- Exercise task: Write out all lines holding the word "正确的有".

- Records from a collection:
* * * * * * * * *
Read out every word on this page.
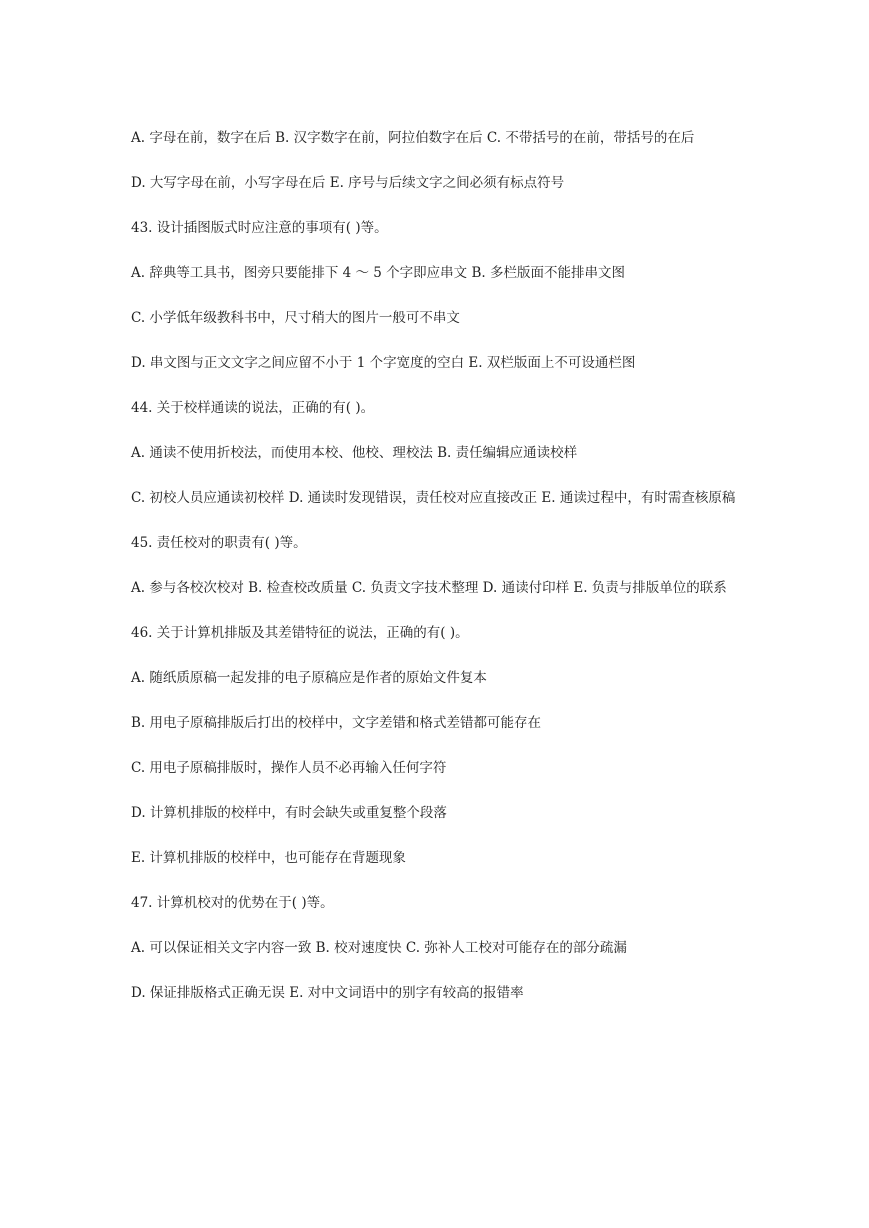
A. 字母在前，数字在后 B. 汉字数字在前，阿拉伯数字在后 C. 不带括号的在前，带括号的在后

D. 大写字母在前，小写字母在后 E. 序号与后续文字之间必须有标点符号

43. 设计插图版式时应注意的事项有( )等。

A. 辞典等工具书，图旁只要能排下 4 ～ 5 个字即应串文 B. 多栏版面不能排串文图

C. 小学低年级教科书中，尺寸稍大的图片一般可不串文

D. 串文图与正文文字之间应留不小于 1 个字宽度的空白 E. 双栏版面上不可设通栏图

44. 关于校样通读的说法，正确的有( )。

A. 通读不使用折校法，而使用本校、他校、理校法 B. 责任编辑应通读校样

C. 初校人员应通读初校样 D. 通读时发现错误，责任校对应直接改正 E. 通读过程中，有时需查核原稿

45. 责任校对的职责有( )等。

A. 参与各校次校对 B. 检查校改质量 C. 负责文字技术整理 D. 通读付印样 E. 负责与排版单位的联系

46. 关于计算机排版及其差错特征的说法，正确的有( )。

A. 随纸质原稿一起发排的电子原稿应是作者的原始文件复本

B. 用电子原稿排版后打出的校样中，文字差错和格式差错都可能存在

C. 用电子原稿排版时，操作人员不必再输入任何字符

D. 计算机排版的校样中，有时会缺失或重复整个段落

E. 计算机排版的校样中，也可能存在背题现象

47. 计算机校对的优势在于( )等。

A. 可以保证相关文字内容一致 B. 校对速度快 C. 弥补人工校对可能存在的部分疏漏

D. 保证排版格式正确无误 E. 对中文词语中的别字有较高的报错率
* * * * * * * * *
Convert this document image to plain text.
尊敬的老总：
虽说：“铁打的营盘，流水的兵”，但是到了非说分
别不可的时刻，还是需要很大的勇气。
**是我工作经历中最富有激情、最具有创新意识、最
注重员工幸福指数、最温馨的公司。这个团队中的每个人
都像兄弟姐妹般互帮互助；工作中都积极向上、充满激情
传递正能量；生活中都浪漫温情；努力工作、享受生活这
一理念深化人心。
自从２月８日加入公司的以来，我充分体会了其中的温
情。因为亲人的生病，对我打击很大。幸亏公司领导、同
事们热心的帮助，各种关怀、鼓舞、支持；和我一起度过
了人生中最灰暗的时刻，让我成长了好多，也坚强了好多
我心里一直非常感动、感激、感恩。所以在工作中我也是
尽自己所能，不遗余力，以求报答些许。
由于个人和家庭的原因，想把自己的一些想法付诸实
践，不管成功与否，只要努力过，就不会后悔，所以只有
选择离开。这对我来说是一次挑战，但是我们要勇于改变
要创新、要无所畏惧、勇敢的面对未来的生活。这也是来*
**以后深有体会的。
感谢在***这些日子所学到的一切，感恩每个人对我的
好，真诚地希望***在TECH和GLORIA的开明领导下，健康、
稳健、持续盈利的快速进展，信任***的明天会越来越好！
* * * * * * * * *
- Exercise answer:
44. 关于校样通读的说法，正确的有( )。
46. 关于计算机排版及其差错特征的说法，正确的有( )。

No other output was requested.